■ 演習の目的
下にある住宅商品についての抜粋を読み、次の問いに答えなさい。
1. 「壁体内換気システム」は壁のなかに何を通すか。
2. 「家族謳歌」が発売されたのはいつか。
3. 住宅エコポイント制度はどの省によるものか。

■ 抜粋本文

壁のなかに床下の乾燥した空気を通すことにより、構造躯体の木材を乾燥状態に保ち、内部結露を追放する当社独自技術の「壁体内換気システム」を軸に、住宅を長持ちさせるという考え方をベースにしたアイディアが続けて採択されたことで、国土交通省からも高い評価を得ているのではないかと思います。
「LOOP」を採用した住宅に、「家族謳歌(おうか)」というブランドがありますね。こちらについてお聞かせください。
「家族謳歌(おうか)」は、2010年4月に発売した、快適性(健康配慮)・長寿命・エコロジー・エコノミーなど充実の基本性能を兼ね備えた、“エス・バイ・エルらしい”“家族みんなが「笑顔」になれる”、邸別高耐久化システム「LOOP」を搭載した長期優良住宅商品で、当社のなかでも主流の商品です。
昨今、地球環境保全への関心が増すなか、消費者のエコ商品への期待は高まっております。また、経済産業省・環境省・国土交通省による住宅エコポイント制度開始が追い風となり、エコ住宅に対する注目も益々集まっております。当社でもこのような消費者のニーズに応えるため、地球環境に配慮した住宅の開発を進めて参りました。

■ データ欄
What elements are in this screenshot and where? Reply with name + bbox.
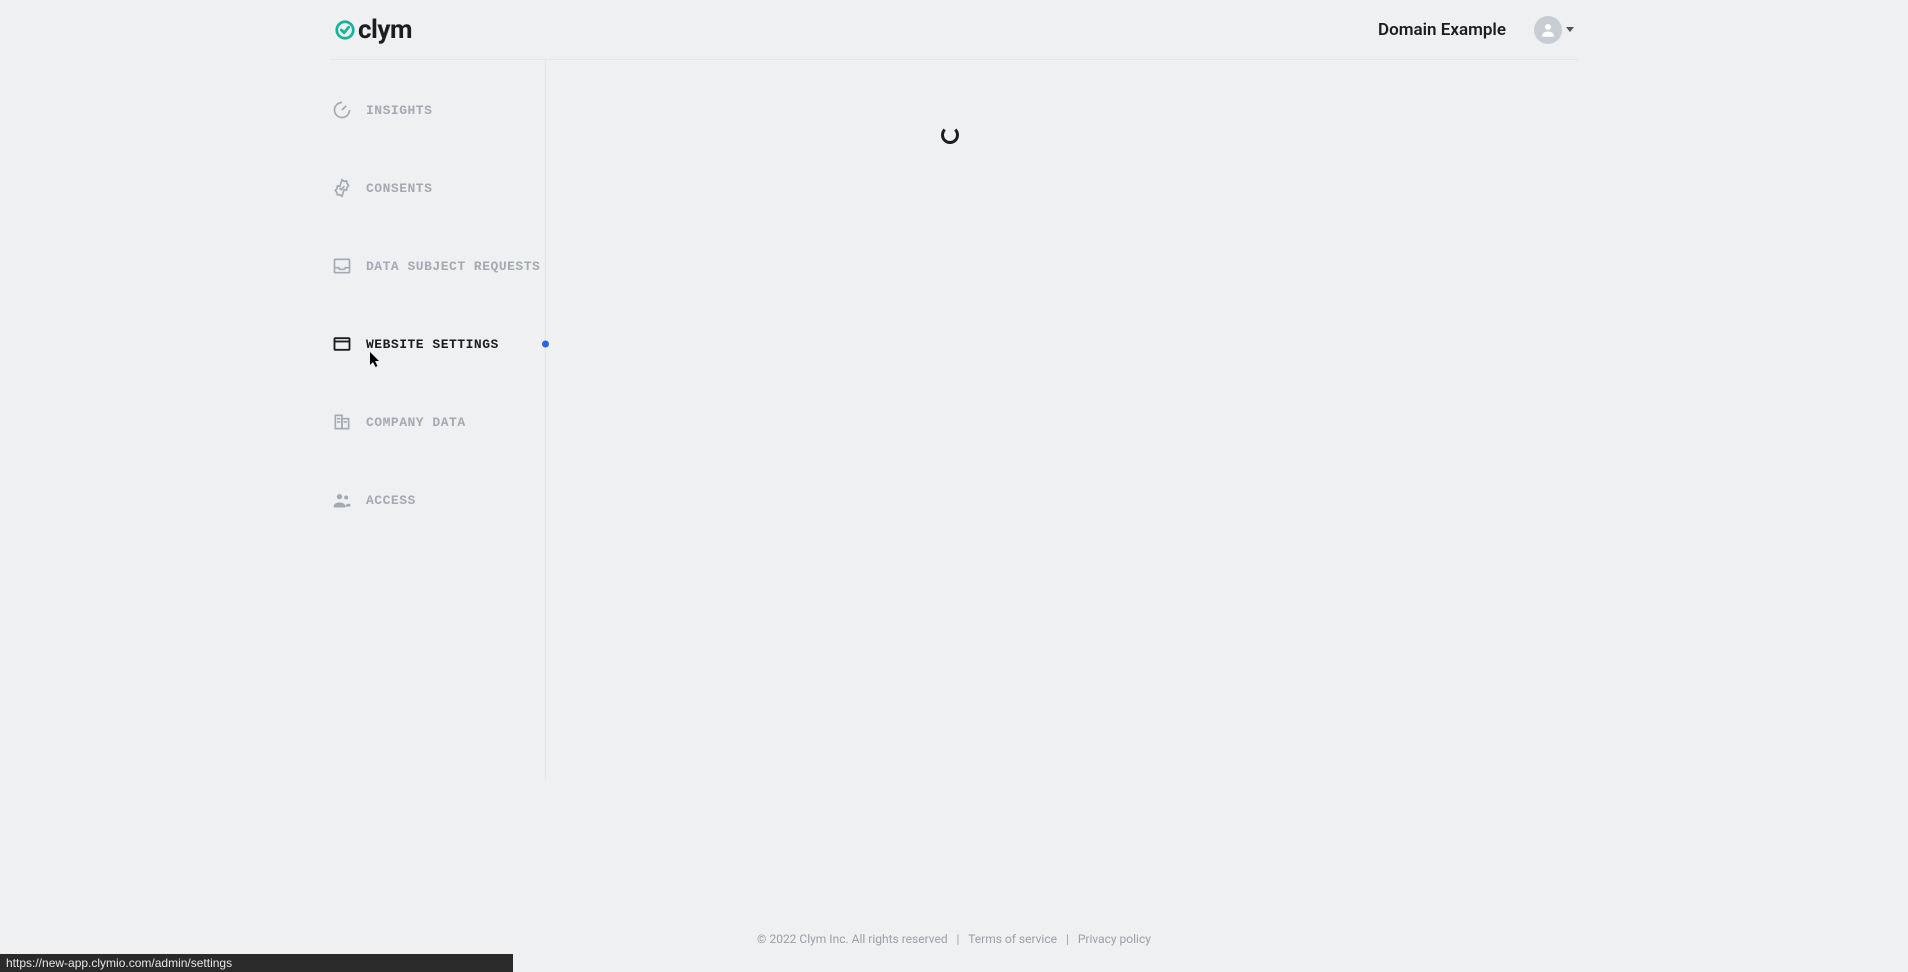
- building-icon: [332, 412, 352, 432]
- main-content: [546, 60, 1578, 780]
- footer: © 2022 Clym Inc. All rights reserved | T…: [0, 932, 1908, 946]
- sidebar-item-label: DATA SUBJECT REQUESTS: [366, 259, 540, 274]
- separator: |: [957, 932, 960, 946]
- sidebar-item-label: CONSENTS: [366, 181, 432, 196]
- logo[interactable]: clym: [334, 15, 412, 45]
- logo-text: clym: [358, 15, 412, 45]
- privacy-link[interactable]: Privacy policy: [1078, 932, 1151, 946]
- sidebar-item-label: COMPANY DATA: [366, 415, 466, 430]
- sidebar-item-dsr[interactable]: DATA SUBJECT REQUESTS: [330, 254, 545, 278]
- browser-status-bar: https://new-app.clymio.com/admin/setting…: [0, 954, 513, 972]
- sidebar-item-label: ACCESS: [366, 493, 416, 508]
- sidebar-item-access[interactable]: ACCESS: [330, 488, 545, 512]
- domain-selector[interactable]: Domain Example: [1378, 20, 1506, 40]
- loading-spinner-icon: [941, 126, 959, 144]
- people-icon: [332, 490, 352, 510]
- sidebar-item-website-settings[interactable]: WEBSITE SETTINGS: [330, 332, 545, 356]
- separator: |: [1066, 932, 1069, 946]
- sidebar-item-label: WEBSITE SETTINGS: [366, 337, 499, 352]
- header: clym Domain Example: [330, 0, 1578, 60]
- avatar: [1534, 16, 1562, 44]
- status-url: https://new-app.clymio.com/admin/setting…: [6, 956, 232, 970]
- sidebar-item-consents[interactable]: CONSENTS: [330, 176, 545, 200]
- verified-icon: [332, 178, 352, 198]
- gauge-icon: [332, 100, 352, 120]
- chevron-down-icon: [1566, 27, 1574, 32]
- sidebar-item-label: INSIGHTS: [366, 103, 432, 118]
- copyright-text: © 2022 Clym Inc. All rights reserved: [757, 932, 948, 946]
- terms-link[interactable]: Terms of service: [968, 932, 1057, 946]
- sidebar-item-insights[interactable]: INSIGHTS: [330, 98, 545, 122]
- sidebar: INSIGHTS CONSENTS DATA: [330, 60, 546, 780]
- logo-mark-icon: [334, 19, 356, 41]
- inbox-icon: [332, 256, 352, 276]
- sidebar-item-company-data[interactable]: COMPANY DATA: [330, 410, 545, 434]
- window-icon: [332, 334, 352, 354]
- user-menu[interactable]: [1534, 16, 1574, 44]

...

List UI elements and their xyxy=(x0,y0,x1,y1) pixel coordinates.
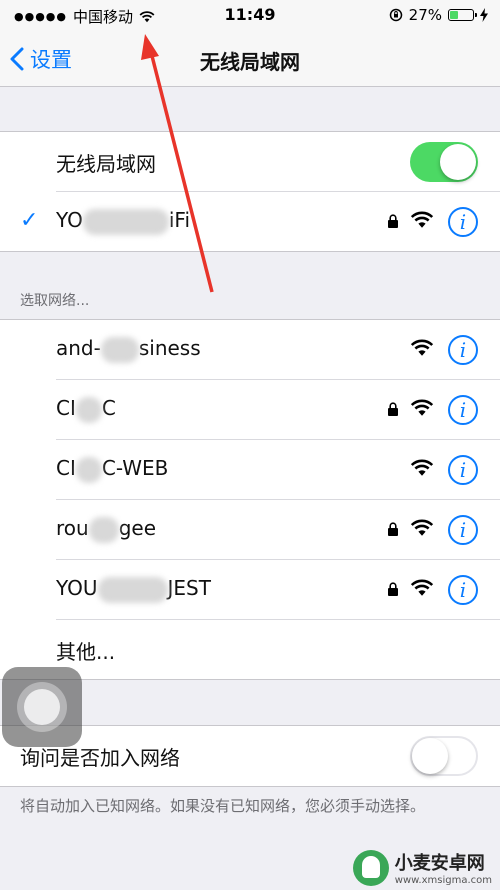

■ 記述解答
1. 床下の乾燥した空気
2. 2010年4月
3. 経済産業省・環境省・国土交通省